■ Exercise description: Give the number of lines in this listing that contain the word "Internet", and nothing else.

[Dataset records]

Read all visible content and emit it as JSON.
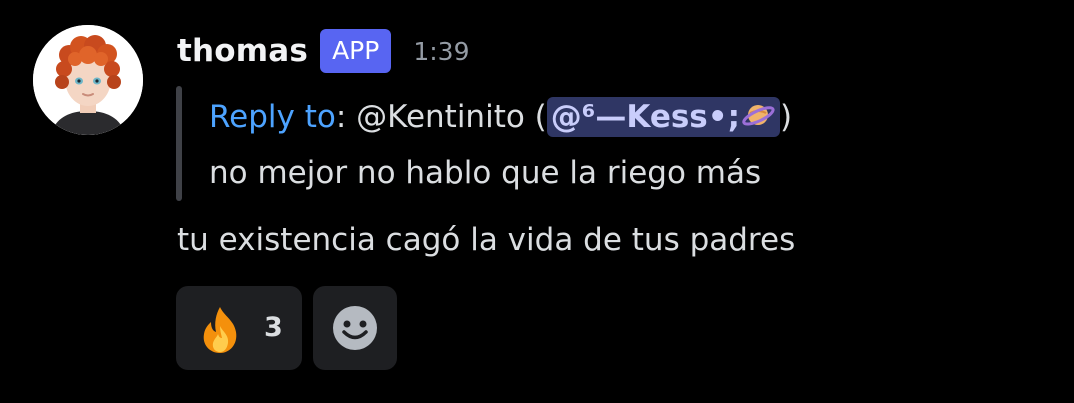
{
  "message": {
    "author": {
      "username": "thomas",
      "tag": "APP",
      "avatar_icon": "avatar-icon"
    },
    "timestamp": "1:39",
    "reply": {
      "prefix": "Reply to",
      "separator": ": ",
      "author": "@Kentinito",
      "open_paren": " (",
      "mention": "@⁶—Kess•;",
      "mention_emoji": "ringed-planet-icon",
      "close_paren": ")",
      "text": "no mejor no hablo que la riego más"
    },
    "content": "tu existencia cagó la vida de tus padres",
    "reactions": [
      {
        "emoji": "fire-icon",
        "count": "3"
      }
    ],
    "add_reaction_icon": "smiley-icon"
  },
  "colors": {
    "background": "#000000",
    "app_tag": "#5865f2",
    "reply_link": "#4da3ff",
    "mention_bg": "#2f3664",
    "reaction_bg": "#1e1f22"
  }
}
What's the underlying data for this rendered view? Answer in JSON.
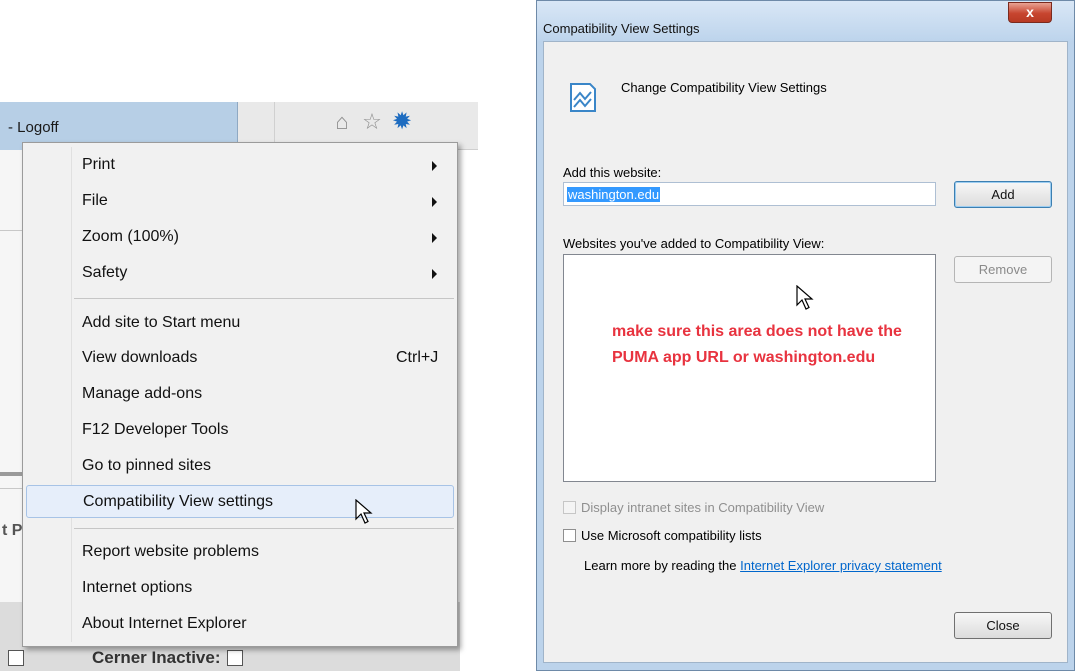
{
  "browser": {
    "tab_text": "- Logoff",
    "toolbar_icons": [
      "home-icon",
      "star-icon",
      "gear-icon"
    ],
    "footer": {
      "label": "Cerner Inactive:",
      "fragment": "t P"
    },
    "tools_menu": {
      "groups": [
        [
          {
            "label": "Print",
            "submenu": true
          },
          {
            "label": "File",
            "submenu": true
          },
          {
            "label": "Zoom (100%)",
            "submenu": true
          },
          {
            "label": "Safety",
            "submenu": true
          }
        ],
        [
          {
            "label": "Add site to Start menu"
          },
          {
            "label": "View downloads",
            "shortcut": "Ctrl+J"
          },
          {
            "label": "Manage add-ons"
          },
          {
            "label": "F12 Developer Tools"
          },
          {
            "label": "Go to pinned sites"
          },
          {
            "label": "Compatibility View settings",
            "highlighted": true
          }
        ],
        [
          {
            "label": "Report website problems"
          },
          {
            "label": "Internet options"
          },
          {
            "label": "About Internet Explorer"
          }
        ]
      ]
    }
  },
  "dialog": {
    "title": "Compatibility View Settings",
    "close_glyph": "x",
    "header_text": "Change Compatibility View Settings",
    "add_label": "Add this website:",
    "add_value": "washington.edu",
    "add_button": "Add",
    "list_label": "Websites you've added to Compatibility View:",
    "remove_button": "Remove",
    "annotation": "make sure this area does not have the PUMA app URL or washington.edu",
    "checkbox_intranet": "Display intranet sites in Compatibility View",
    "checkbox_ms_lists": "Use Microsoft compatibility lists",
    "learn_more_prefix": "Learn more by reading the",
    "learn_more_link": "Internet Explorer privacy statement",
    "close_button": "Close",
    "colors": {
      "annotation": "#e8333f",
      "link": "#0066cc",
      "selection": "#3399ff"
    }
  }
}
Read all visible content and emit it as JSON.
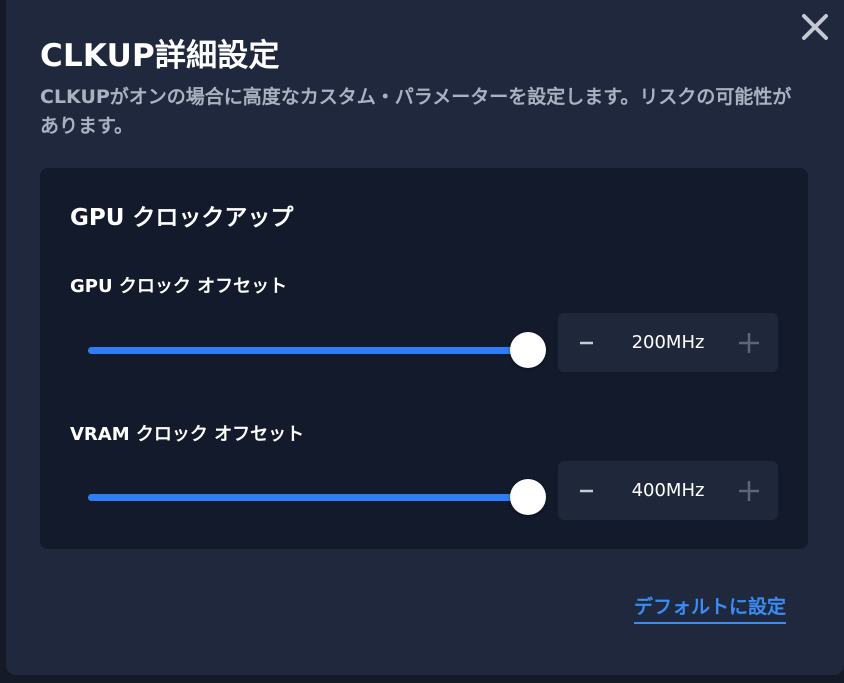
{
  "dialog": {
    "title": "CLKUP詳細設定",
    "description": "CLKUPがオンの場合に高度なカスタム・パラメーターを設定します。リスクの可能性があります。",
    "close_icon": "close-icon"
  },
  "panel": {
    "title": "GPU クロックアップ",
    "settings": [
      {
        "label": "GPU クロック オフセット",
        "value": "200MHz",
        "slider_level_percent": 100
      },
      {
        "label": "VRAM クロック オフセット",
        "value": "400MHz",
        "slider_level_percent": 100
      }
    ]
  },
  "footer": {
    "reset_label": "デフォルトに設定"
  },
  "colors": {
    "accent": "#2f7df6",
    "link": "#3b8cf5",
    "dialog_bg": "#1f283d",
    "panel_bg": "#121a2b"
  }
}
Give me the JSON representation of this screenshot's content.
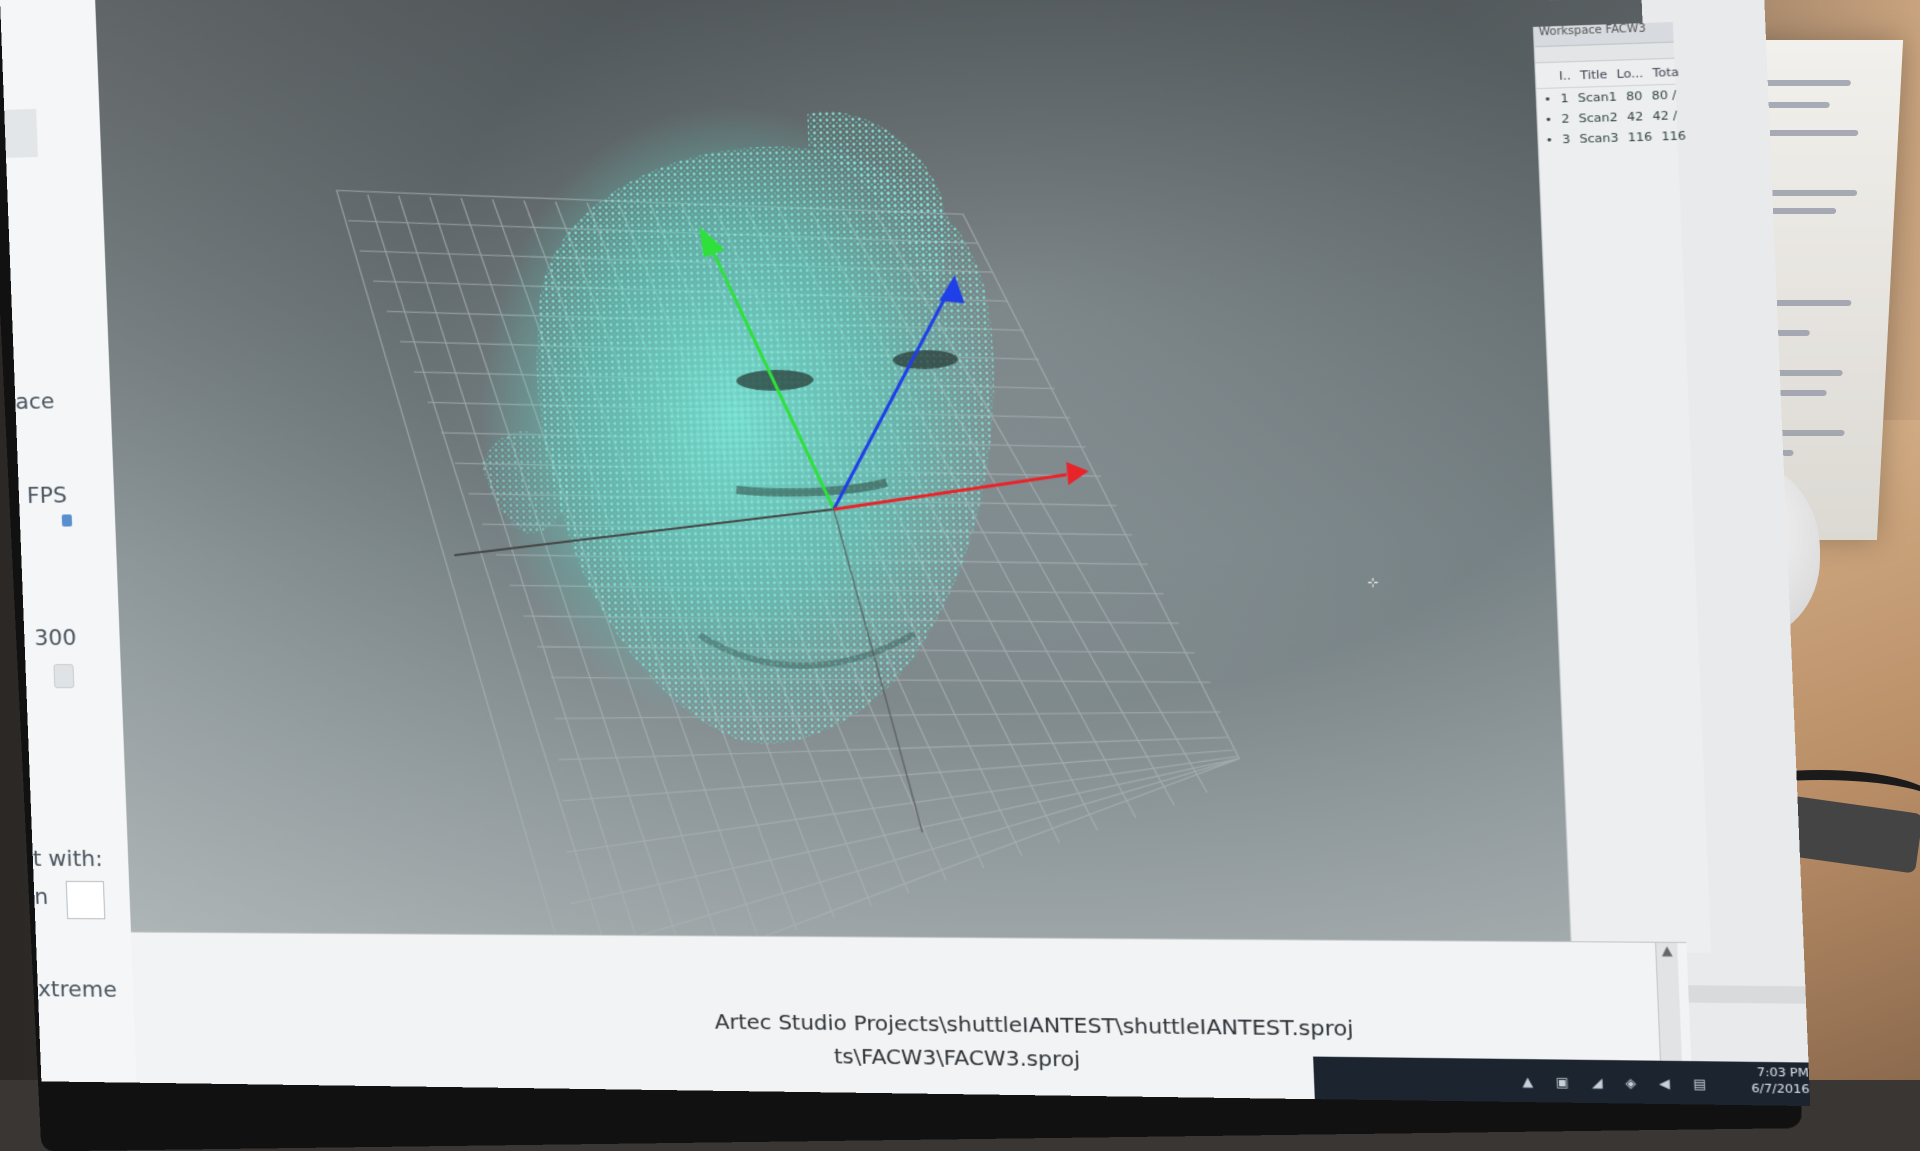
{
  "left_panel": {
    "fragments": [
      "ace",
      "FPS",
      "300",
      "t with:",
      "xtreme"
    ],
    "stepper_value": "n"
  },
  "window_controls": [
    "–",
    "□",
    "×"
  ],
  "side_list": {
    "header": "Workspace   FACW3",
    "columns": [
      "I..",
      "Title",
      "Lo...",
      "Tota"
    ],
    "rows": [
      {
        "index": "1",
        "title": "Scan1",
        "lo": "80",
        "total": "80 /"
      },
      {
        "index": "2",
        "title": "Scan2",
        "lo": "42",
        "total": "42 /"
      },
      {
        "index": "3",
        "title": "Scan3",
        "lo": "116",
        "total": "116"
      }
    ]
  },
  "log": {
    "line1": "Artec Studio Projects\\shuttleIANTEST\\shuttleIANTEST.sproj",
    "line2": "ts\\FACW3\\FACW3.sproj"
  },
  "taskbar": {
    "time": "7:03 PM",
    "date": "6/7/2016"
  },
  "axis_colors": {
    "x": "#e8242a",
    "y": "#2fe03a",
    "z": "#1f3fe8"
  },
  "point_cloud_color": "#6fe0d2"
}
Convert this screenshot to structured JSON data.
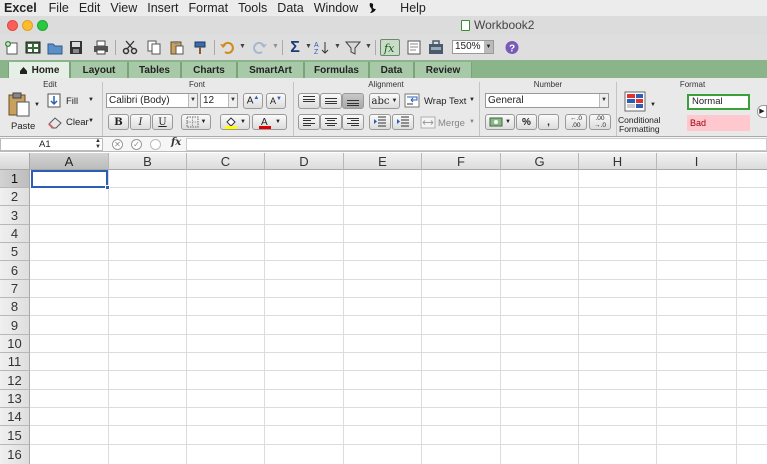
{
  "menubar": {
    "app": "Excel",
    "items": [
      "File",
      "Edit",
      "View",
      "Insert",
      "Format",
      "Tools",
      "Data",
      "Window",
      "Help"
    ],
    "script_icon": "script-menu-icon"
  },
  "window": {
    "title": "Workbook2",
    "traffic_lights": {
      "close": "#fc5f57",
      "minimize": "#fdbc2e",
      "zoom": "#2ac841"
    }
  },
  "toolbar": {
    "zoom": "150%"
  },
  "tabs": [
    "Home",
    "Layout",
    "Tables",
    "Charts",
    "SmartArt",
    "Formulas",
    "Data",
    "Review"
  ],
  "ribbon": {
    "groups": {
      "edit": "Edit",
      "font": "Font",
      "alignment": "Alignment",
      "number": "Number",
      "format": "Format"
    },
    "paste_label": "Paste",
    "fill_label": "Fill",
    "clear_label": "Clear",
    "font_name": "Calibri (Body)",
    "font_size": "12",
    "bold": "B",
    "italic": "I",
    "underline": "U",
    "abc": "abc",
    "wrap_text": "Wrap Text",
    "merge": "Merge",
    "number_format": "General",
    "percent": "%",
    "comma": ",",
    "inc_decimal_a": "←.0",
    "inc_decimal_b": ".00",
    "dec_decimal_a": ".00",
    "dec_decimal_b": "→.0",
    "conditional_1": "Conditional",
    "conditional_2": "Formatting",
    "style_normal": "Normal",
    "style_bad": "Bad"
  },
  "formula_bar": {
    "name_box": "A1",
    "fx": "fx",
    "value": ""
  },
  "sheet": {
    "columns": [
      "A",
      "B",
      "C",
      "D",
      "E",
      "F",
      "G",
      "H",
      "I"
    ],
    "rows": [
      "1",
      "2",
      "3",
      "4",
      "5",
      "6",
      "7",
      "8",
      "9",
      "10",
      "11",
      "12",
      "13",
      "14",
      "15",
      "16"
    ],
    "active_cell": "A1"
  },
  "colors": {
    "tab_bar": "#8ab58a",
    "selection": "#2a5fb5",
    "bad_fill": "#ffc7ce",
    "bad_text": "#9c0006",
    "normal_border": "#3aa13a"
  }
}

■ Solved exercise: 3